#### [Request]
Your task is to print all of the data word for word.

#### [Information shown]

· · · ·

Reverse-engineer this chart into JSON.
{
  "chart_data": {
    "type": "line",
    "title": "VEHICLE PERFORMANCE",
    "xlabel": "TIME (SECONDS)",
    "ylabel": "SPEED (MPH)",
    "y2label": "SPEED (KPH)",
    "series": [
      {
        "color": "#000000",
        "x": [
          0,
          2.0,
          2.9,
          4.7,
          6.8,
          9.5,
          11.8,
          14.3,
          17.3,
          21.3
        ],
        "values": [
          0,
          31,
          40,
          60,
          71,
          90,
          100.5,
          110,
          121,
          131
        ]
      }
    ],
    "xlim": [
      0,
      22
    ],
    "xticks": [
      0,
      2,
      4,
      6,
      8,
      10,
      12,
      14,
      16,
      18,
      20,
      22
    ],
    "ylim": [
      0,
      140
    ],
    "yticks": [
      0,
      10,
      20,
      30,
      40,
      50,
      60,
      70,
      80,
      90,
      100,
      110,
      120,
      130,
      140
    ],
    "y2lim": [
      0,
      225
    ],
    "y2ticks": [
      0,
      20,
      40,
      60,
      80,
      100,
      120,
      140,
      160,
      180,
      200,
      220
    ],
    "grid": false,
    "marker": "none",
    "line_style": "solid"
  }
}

· · · ·

#### [Response for this exercise]
Reverse-engineer this chart into JSON.
{
  "chart_data": {
    "type": "line",
    "title": "VEHICLE PERFORMANCE",
    "xlabel": "TIME (SECONDS)",
    "ylabel": "SPEED (MPH)",
    "y2label": "SPEED (KPH)",
    "series": [
      {
        "color": "#000000",
        "x": [
          0,
          2.0,
          2.9,
          4.7,
          6.8,
          9.5,
          11.8,
          14.3,
          17.3,
          21.3
        ],
        "values": [
          0,
          31,
          40,
          60,
          71,
          90,
          100.5,
          110,
          121,
          131
        ]
      }
    ],
    "xlim": [
      0,
      22
    ],
    "xticks": [
      0,
      2,
      4,
      6,
      8,
      10,
      12,
      14,
      16,
      18,
      20,
      22
    ],
    "ylim": [
      0,
      140
    ],
    "yticks": [
      0,
      10,
      20,
      30,
      40,
      50,
      60,
      70,
      80,
      90,
      100,
      110,
      120,
      130,
      140
    ],
    "y2lim": [
      0,
      225
    ],
    "y2ticks": [
      0,
      20,
      40,
      60,
      80,
      100,
      120,
      140,
      160,
      180,
      200,
      220
    ],
    "grid": false,
    "marker": "none",
    "line_style": "solid"
  }
}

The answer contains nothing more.